▶ Job
Extract all of the data and reproduce it precisely.
--- Listed entries ---
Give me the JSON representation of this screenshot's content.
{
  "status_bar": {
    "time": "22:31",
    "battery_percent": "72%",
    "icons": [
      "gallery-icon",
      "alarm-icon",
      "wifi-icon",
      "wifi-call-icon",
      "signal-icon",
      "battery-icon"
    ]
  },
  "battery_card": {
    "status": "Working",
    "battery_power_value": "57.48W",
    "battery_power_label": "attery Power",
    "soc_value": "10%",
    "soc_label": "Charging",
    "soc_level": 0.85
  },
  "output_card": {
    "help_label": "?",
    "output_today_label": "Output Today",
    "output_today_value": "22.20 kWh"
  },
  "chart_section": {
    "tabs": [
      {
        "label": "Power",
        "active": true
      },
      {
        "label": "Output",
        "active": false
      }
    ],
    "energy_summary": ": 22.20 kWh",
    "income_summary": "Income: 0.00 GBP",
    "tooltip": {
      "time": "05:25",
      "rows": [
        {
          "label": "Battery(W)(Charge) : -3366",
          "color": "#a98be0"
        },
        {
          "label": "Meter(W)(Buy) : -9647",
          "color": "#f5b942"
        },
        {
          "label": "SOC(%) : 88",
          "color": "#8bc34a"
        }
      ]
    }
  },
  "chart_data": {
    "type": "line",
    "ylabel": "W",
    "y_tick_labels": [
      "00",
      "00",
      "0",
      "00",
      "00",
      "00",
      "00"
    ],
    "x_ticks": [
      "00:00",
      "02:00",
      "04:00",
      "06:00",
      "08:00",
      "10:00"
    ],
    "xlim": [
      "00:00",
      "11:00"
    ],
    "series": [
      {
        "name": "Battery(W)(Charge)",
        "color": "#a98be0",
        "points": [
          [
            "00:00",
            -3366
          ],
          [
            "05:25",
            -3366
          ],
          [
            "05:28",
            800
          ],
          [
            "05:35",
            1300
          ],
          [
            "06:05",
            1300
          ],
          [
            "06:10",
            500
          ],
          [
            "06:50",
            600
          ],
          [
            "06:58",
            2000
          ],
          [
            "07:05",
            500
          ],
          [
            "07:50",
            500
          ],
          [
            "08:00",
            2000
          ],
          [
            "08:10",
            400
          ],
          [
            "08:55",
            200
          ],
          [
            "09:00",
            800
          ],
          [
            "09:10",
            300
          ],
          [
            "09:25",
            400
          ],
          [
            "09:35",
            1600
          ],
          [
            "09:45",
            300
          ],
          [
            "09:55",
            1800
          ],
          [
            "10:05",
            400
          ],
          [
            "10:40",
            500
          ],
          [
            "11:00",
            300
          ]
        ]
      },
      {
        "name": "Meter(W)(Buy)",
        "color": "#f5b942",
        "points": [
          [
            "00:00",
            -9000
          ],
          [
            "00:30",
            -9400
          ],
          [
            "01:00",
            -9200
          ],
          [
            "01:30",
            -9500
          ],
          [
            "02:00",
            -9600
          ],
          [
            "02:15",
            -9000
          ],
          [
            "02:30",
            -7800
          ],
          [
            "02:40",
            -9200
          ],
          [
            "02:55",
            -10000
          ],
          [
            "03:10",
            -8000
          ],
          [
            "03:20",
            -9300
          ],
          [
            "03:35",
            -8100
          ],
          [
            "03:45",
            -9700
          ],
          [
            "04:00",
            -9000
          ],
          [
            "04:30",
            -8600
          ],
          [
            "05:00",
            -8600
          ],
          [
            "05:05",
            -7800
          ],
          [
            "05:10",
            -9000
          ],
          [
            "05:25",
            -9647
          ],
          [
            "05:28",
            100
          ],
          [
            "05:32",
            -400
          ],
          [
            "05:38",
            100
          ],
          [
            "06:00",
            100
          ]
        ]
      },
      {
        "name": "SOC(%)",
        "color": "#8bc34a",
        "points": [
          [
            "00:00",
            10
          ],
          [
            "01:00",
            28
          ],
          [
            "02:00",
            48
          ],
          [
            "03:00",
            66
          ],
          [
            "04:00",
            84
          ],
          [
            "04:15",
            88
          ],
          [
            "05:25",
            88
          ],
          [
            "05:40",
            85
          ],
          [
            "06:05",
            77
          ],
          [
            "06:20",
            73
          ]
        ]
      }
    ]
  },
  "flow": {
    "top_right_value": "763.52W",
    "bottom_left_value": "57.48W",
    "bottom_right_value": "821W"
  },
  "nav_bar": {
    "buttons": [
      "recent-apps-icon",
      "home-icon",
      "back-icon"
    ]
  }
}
---
▶ Answer
Give me the JSON representation of this screenshot's content.
{
  "status_bar": {
    "time": "22:31",
    "battery_percent": "72%",
    "icons": [
      "gallery-icon",
      "alarm-icon",
      "wifi-icon",
      "wifi-call-icon",
      "signal-icon",
      "battery-icon"
    ]
  },
  "battery_card": {
    "status": "Working",
    "battery_power_value": "57.48W",
    "battery_power_label": "attery Power",
    "soc_value": "10%",
    "soc_label": "Charging",
    "soc_level": 0.85
  },
  "output_card": {
    "help_label": "?",
    "output_today_label": "Output Today",
    "output_today_value": "22.20 kWh"
  },
  "chart_section": {
    "tabs": [
      {
        "label": "Power",
        "active": true
      },
      {
        "label": "Output",
        "active": false
      }
    ],
    "energy_summary": ": 22.20 kWh",
    "income_summary": "Income: 0.00 GBP",
    "tooltip": {
      "time": "05:25",
      "rows": [
        {
          "label": "Battery(W)(Charge) : -3366",
          "color": "#a98be0"
        },
        {
          "label": "Meter(W)(Buy) : -9647",
          "color": "#f5b942"
        },
        {
          "label": "SOC(%) : 88",
          "color": "#8bc34a"
        }
      ]
    }
  },
  "chart_data": {
    "type": "line",
    "ylabel": "W",
    "y_tick_labels": [
      "00",
      "00",
      "0",
      "00",
      "00",
      "00",
      "00"
    ],
    "x_ticks": [
      "00:00",
      "02:00",
      "04:00",
      "06:00",
      "08:00",
      "10:00"
    ],
    "xlim": [
      "00:00",
      "11:00"
    ],
    "series": [
      {
        "name": "Battery(W)(Charge)",
        "color": "#a98be0",
        "points": [
          [
            "00:00",
            -3366
          ],
          [
            "05:25",
            -3366
          ],
          [
            "05:28",
            800
          ],
          [
            "05:35",
            1300
          ],
          [
            "06:05",
            1300
          ],
          [
            "06:10",
            500
          ],
          [
            "06:50",
            600
          ],
          [
            "06:58",
            2000
          ],
          [
            "07:05",
            500
          ],
          [
            "07:50",
            500
          ],
          [
            "08:00",
            2000
          ],
          [
            "08:10",
            400
          ],
          [
            "08:55",
            200
          ],
          [
            "09:00",
            800
          ],
          [
            "09:10",
            300
          ],
          [
            "09:25",
            400
          ],
          [
            "09:35",
            1600
          ],
          [
            "09:45",
            300
          ],
          [
            "09:55",
            1800
          ],
          [
            "10:05",
            400
          ],
          [
            "10:40",
            500
          ],
          [
            "11:00",
            300
          ]
        ]
      },
      {
        "name": "Meter(W)(Buy)",
        "color": "#f5b942",
        "points": [
          [
            "00:00",
            -9000
          ],
          [
            "00:30",
            -9400
          ],
          [
            "01:00",
            -9200
          ],
          [
            "01:30",
            -9500
          ],
          [
            "02:00",
            -9600
          ],
          [
            "02:15",
            -9000
          ],
          [
            "02:30",
            -7800
          ],
          [
            "02:40",
            -9200
          ],
          [
            "02:55",
            -10000
          ],
          [
            "03:10",
            -8000
          ],
          [
            "03:20",
            -9300
          ],
          [
            "03:35",
            -8100
          ],
          [
            "03:45",
            -9700
          ],
          [
            "04:00",
            -9000
          ],
          [
            "04:30",
            -8600
          ],
          [
            "05:00",
            -8600
          ],
          [
            "05:05",
            -7800
          ],
          [
            "05:10",
            -9000
          ],
          [
            "05:25",
            -9647
          ],
          [
            "05:28",
            100
          ],
          [
            "05:32",
            -400
          ],
          [
            "05:38",
            100
          ],
          [
            "06:00",
            100
          ]
        ]
      },
      {
        "name": "SOC(%)",
        "color": "#8bc34a",
        "points": [
          [
            "00:00",
            10
          ],
          [
            "01:00",
            28
          ],
          [
            "02:00",
            48
          ],
          [
            "03:00",
            66
          ],
          [
            "04:00",
            84
          ],
          [
            "04:15",
            88
          ],
          [
            "05:25",
            88
          ],
          [
            "05:40",
            85
          ],
          [
            "06:05",
            77
          ],
          [
            "06:20",
            73
          ]
        ]
      }
    ]
  },
  "flow": {
    "top_right_value": "763.52W",
    "bottom_left_value": "57.48W",
    "bottom_right_value": "821W"
  },
  "nav_bar": {
    "buttons": [
      "recent-apps-icon",
      "home-icon",
      "back-icon"
    ]
  }
}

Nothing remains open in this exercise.